EXERCISE PROMPT
Write out each line in which the string "Corrected" is present.

-- Start of GIVEN DATA --

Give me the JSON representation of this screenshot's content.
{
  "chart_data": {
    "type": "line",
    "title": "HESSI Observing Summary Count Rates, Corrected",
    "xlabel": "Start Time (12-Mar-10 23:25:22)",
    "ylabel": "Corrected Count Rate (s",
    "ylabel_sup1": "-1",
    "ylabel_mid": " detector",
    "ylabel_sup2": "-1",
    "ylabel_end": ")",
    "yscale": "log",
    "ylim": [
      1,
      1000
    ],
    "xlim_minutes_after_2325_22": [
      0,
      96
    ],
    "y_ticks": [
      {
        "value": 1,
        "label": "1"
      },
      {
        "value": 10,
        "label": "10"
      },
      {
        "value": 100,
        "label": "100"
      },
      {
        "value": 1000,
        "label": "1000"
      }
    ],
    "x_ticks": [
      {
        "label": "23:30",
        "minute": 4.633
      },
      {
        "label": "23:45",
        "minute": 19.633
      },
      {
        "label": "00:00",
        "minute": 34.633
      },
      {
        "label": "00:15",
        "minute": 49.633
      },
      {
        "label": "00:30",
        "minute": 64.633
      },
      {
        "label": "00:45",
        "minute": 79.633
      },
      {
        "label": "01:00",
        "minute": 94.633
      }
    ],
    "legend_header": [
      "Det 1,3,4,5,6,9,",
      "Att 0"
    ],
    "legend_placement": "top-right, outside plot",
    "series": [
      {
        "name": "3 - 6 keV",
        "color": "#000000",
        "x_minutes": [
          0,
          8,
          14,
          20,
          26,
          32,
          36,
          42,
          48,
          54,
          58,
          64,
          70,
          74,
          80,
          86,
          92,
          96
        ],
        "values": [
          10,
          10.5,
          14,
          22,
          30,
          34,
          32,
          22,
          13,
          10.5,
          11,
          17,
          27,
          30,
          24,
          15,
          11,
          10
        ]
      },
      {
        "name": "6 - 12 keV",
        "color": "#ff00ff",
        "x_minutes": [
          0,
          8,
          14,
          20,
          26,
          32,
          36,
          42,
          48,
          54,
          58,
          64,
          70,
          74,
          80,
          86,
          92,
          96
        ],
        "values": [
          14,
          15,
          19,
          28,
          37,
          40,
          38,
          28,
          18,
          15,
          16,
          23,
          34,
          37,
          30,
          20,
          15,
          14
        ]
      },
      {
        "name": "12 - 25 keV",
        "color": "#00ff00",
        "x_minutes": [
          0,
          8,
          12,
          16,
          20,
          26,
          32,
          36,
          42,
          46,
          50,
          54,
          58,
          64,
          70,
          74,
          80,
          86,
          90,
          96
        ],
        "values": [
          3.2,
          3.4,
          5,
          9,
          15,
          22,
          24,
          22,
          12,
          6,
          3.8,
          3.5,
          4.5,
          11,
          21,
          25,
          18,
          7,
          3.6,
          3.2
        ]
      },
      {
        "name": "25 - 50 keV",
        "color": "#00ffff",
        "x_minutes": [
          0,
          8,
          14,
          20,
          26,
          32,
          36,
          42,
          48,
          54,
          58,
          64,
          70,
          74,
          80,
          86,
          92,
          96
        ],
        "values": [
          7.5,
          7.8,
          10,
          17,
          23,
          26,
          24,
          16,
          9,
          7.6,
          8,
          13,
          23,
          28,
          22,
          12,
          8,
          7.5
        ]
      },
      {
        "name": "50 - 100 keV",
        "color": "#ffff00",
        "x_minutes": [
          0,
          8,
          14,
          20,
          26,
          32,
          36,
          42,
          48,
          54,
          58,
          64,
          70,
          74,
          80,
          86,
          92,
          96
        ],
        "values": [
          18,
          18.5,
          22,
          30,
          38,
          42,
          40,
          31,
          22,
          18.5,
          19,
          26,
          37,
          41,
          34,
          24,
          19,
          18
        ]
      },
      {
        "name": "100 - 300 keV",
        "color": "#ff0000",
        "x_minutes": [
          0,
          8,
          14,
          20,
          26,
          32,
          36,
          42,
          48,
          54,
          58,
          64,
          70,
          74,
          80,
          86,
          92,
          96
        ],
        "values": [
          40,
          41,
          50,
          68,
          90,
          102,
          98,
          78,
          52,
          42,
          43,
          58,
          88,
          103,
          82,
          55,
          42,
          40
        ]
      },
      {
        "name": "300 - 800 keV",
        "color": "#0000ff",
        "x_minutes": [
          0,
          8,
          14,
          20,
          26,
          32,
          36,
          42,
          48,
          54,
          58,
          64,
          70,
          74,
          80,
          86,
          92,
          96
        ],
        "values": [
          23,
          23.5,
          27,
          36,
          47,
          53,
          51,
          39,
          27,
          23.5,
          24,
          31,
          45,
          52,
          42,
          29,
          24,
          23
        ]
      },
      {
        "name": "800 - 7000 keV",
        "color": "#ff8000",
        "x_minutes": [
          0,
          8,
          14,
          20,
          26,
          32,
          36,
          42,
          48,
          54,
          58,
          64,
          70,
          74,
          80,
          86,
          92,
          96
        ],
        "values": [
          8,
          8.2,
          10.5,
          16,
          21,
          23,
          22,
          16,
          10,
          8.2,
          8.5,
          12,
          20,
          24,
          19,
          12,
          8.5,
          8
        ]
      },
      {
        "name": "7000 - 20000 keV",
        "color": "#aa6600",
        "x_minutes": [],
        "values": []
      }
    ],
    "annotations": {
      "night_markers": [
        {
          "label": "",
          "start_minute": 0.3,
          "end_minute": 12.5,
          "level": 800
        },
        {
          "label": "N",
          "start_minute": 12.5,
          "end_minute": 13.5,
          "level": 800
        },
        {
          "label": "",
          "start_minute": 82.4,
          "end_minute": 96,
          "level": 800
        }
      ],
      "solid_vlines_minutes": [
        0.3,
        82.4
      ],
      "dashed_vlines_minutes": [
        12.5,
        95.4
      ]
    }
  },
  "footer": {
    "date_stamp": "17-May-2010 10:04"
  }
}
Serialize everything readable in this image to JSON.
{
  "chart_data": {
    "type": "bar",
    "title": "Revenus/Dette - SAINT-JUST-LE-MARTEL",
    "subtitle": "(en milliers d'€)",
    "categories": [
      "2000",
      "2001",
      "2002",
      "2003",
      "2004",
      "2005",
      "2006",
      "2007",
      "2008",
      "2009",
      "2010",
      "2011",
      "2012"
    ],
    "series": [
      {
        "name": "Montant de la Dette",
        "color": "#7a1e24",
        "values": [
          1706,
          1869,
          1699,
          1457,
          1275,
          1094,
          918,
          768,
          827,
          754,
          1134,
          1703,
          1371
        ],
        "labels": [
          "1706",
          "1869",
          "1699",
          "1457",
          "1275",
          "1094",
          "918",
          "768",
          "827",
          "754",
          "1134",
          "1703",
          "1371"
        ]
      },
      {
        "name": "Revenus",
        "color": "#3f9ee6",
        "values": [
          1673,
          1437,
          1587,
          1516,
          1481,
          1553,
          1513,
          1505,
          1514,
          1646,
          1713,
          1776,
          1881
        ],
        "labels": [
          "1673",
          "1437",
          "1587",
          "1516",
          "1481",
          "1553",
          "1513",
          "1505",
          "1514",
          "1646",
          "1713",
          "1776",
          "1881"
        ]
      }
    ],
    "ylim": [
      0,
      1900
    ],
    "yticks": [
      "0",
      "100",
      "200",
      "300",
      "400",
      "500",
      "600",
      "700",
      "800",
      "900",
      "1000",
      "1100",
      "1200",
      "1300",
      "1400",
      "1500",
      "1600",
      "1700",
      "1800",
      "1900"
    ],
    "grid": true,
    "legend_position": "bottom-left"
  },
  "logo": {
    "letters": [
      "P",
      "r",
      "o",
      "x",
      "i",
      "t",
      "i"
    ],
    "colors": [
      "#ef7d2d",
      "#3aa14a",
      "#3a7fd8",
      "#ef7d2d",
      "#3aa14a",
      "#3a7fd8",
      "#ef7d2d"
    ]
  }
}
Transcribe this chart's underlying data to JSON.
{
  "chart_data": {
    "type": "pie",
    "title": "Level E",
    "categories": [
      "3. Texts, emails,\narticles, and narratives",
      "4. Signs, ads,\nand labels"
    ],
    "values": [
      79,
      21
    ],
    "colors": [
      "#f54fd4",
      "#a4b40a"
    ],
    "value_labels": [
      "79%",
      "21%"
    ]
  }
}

-- End of GIVEN DATA --

WRITTEN ANSWER
    "title": "HESSI Observing Summary Count Rates, Corrected",
    "ylabel": "Corrected Count Rate (s",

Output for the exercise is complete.